● **Given data**
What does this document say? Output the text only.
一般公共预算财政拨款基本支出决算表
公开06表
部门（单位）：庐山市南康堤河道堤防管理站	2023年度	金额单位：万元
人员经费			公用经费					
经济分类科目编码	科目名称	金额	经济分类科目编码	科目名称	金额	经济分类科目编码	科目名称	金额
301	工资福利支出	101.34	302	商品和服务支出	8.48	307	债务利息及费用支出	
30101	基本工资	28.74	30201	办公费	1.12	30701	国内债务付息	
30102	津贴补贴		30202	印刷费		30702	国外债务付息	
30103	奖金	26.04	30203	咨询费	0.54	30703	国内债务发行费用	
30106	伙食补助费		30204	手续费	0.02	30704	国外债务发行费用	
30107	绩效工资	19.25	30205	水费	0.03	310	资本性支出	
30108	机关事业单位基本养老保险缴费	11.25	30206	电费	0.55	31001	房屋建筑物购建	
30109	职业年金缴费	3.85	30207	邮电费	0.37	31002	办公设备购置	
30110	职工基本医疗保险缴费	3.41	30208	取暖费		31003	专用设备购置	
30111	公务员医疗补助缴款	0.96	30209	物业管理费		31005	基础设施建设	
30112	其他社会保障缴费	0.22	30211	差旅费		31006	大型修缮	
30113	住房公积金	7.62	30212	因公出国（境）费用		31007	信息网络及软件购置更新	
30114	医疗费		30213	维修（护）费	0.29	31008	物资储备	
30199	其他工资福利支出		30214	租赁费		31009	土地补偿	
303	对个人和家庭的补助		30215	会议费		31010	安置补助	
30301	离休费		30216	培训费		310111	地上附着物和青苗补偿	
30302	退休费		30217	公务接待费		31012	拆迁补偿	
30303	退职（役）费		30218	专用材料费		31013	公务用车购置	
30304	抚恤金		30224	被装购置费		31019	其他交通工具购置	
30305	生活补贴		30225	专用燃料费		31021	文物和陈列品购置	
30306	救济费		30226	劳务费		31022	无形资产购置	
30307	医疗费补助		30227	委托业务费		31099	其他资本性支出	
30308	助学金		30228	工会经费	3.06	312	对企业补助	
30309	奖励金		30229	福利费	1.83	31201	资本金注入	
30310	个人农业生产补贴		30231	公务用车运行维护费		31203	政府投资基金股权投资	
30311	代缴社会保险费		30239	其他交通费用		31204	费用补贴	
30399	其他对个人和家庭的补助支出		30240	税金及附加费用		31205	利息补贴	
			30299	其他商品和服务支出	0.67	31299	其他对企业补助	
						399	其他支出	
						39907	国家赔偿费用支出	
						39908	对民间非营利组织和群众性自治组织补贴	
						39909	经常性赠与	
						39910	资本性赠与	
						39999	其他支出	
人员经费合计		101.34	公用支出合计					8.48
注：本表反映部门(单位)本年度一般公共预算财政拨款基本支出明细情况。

● **Exercise**
Take the listing above and write it out again exactly.

● **Finished answer**
What does this document say? Output the text only.
一般公共预算财政拨款基本支出决算表
公开06表
部门（单位）：庐山市南康堤河道堤防管理站	2023年度	金额单位：万元
人员经费			公用经费					
经济分类科目编码	科目名称	金额	经济分类科目编码	科目名称	金额	经济分类科目编码	科目名称	金额
301	工资福利支出	101.34	302	商品和服务支出	8.48	307	债务利息及费用支出	
30101	基本工资	28.74	30201	办公费	1.12	30701	国内债务付息	
30102	津贴补贴		30202	印刷费		30702	国外债务付息	
30103	奖金	26.04	30203	咨询费	0.54	30703	国内债务发行费用	
30106	伙食补助费		30204	手续费	0.02	30704	国外债务发行费用	
30107	绩效工资	19.25	30205	水费	0.03	310	资本性支出	
30108	机关事业单位基本养老保险缴费	11.25	30206	电费	0.55	31001	房屋建筑物购建	
30109	职业年金缴费	3.85	30207	邮电费	0.37	31002	办公设备购置	
30110	职工基本医疗保险缴费	3.41	30208	取暖费		31003	专用设备购置	
30111	公务员医疗补助缴款	0.96	30209	物业管理费		31005	基础设施建设	
30112	其他社会保障缴费	0.22	30211	差旅费		31006	大型修缮	
30113	住房公积金	7.62	30212	因公出国（境）费用		31007	信息网络及软件购置更新	
30114	医疗费		30213	维修（护）费	0.29	31008	物资储备	
30199	其他工资福利支出		30214	租赁费		31009	土地补偿	
303	对个人和家庭的补助		30215	会议费		31010	安置补助	
30301	离休费		30216	培训费		310111	地上附着物和青苗补偿	
30302	退休费		30217	公务接待费		31012	拆迁补偿	
30303	退职（役）费		30218	专用材料费		31013	公务用车购置	
30304	抚恤金		30224	被装购置费		31019	其他交通工具购置	
30305	生活补贴		30225	专用燃料费		31021	文物和陈列品购置	
30306	救济费		30226	劳务费		31022	无形资产购置	
30307	医疗费补助		30227	委托业务费		31099	其他资本性支出	
30308	助学金		30228	工会经费	3.06	312	对企业补助	
30309	奖励金		30229	福利费	1.83	31201	资本金注入	
30310	个人农业生产补贴		30231	公务用车运行维护费		31203	政府投资基金股权投资	
30311	代缴社会保险费		30239	其他交通费用		31204	费用补贴	
30399	其他对个人和家庭的补助支出		30240	税金及附加费用		31205	利息补贴	
			30299	其他商品和服务支出	0.67	31299	其他对企业补助	
						399	其他支出	
						39907	国家赔偿费用支出	
						39908	对民间非营利组织和群众性自治组织补贴	
						39909	经常性赠与	
						39910	资本性赠与	
						39999	其他支出	
人员经费合计		101.34	公用支出合计					8.48
注：本表反映部门(单位)本年度一般公共预算财政拨款基本支出明细情况。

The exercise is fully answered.